**SHORT EXERCISE:** Transcribe the entries below exactly.

**SUPPLIED RECORDS:**
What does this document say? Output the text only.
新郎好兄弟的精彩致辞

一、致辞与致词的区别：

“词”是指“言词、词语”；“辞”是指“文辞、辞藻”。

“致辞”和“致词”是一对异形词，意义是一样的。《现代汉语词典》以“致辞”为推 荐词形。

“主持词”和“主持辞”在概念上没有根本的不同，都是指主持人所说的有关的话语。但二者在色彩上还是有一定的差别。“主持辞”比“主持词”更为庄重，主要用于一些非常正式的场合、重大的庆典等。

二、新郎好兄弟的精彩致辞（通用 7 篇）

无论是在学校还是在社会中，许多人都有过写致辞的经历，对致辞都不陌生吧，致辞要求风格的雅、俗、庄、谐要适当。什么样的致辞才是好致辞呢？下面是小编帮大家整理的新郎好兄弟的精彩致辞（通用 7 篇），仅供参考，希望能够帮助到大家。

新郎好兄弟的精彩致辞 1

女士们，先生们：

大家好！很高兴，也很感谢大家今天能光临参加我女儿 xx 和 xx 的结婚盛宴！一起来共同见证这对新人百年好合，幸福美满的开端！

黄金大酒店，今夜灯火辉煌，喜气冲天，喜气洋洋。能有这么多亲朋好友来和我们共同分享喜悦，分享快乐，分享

**RESULT OF THE TASK:**
What does this document say? Output the text only.
新郎好兄弟的精彩致辞

一、致辞与致词的区别：

“词”是指“言词、词语”；“辞”是指“文辞、辞藻”。

“致辞”和“致词”是一对异形词，意义是一样的。《现代汉语词典》以“致辞”为推 荐词形。

“主持词”和“主持辞”在概念上没有根本的不同，都是指主持人所说的有关的话语。但二者在色彩上还是有一定的差别。“主持辞”比“主持词”更为庄重，主要用于一些非常正式的场合、重大的庆典等。

二、新郎好兄弟的精彩致辞（通用 7 篇）

无论是在学校还是在社会中，许多人都有过写致辞的经历，对致辞都不陌生吧，致辞要求风格的雅、俗、庄、谐要适当。什么样的致辞才是好致辞呢？下面是小编帮大家整理的新郎好兄弟的精彩致辞（通用 7 篇），仅供参考，希望能够帮助到大家。

新郎好兄弟的精彩致辞 1

女士们，先生们：

大家好！很高兴，也很感谢大家今天能光临参加我女儿 xx 和 xx 的结婚盛宴！一起来共同见证这对新人百年好合，幸福美满的开端！

黄金大酒店，今夜灯火辉煌，喜气冲天，喜气洋洋。能有这么多亲朋好友来和我们共同分享喜悦，分享快乐，分享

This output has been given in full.